** EXERCISE OBJECTIVE **
The records that follow must be repeated verbatim, every one of them.

Data items
┄┄┄┄┄┄┄┄┄┄

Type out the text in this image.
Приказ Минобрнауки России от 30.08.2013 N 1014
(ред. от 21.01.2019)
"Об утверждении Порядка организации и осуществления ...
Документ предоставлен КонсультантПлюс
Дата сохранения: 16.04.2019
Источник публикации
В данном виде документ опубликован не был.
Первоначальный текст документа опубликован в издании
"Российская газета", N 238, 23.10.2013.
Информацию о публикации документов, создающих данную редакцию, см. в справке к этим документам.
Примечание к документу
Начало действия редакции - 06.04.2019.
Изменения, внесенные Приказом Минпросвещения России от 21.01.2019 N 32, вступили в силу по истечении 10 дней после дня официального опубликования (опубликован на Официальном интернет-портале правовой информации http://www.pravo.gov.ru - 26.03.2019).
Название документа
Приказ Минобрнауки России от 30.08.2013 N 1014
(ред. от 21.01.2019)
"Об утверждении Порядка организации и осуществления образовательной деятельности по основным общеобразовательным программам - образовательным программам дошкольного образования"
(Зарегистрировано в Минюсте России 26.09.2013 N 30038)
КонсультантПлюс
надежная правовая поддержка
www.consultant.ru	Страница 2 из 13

┄┄┄┄┄┄┄┄┄┄

** EXPECTED ANSWER **
Type out the text in this image.
Приказ Минобрнауки России от 30.08.2013 N 1014
(ред. от 21.01.2019)
"Об утверждении Порядка организации и осуществления ...
Документ предоставлен КонсультантПлюс
Дата сохранения: 16.04.2019
Источник публикации
В данном виде документ опубликован не был.
Первоначальный текст документа опубликован в издании
"Российская газета", N 238, 23.10.2013.
Информацию о публикации документов, создающих данную редакцию, см. в справке к этим документам.
Примечание к документу
Начало действия редакции - 06.04.2019.
Изменения, внесенные Приказом Минпросвещения России от 21.01.2019 N 32, вступили в силу по истечении 10 дней после дня официального опубликования (опубликован на Официальном интернет-портале правовой информации http://www.pravo.gov.ru - 26.03.2019).
Название документа
Приказ Минобрнауки России от 30.08.2013 N 1014
(ред. от 21.01.2019)
"Об утверждении Порядка организации и осуществления образовательной деятельности по основным общеобразовательным программам - образовательным программам дошкольного образования"
(Зарегистрировано в Минюсте России 26.09.2013 N 30038)
КонсультантПлюс
надежная правовая поддержка
www.consultant.ru	Страница 2 из 13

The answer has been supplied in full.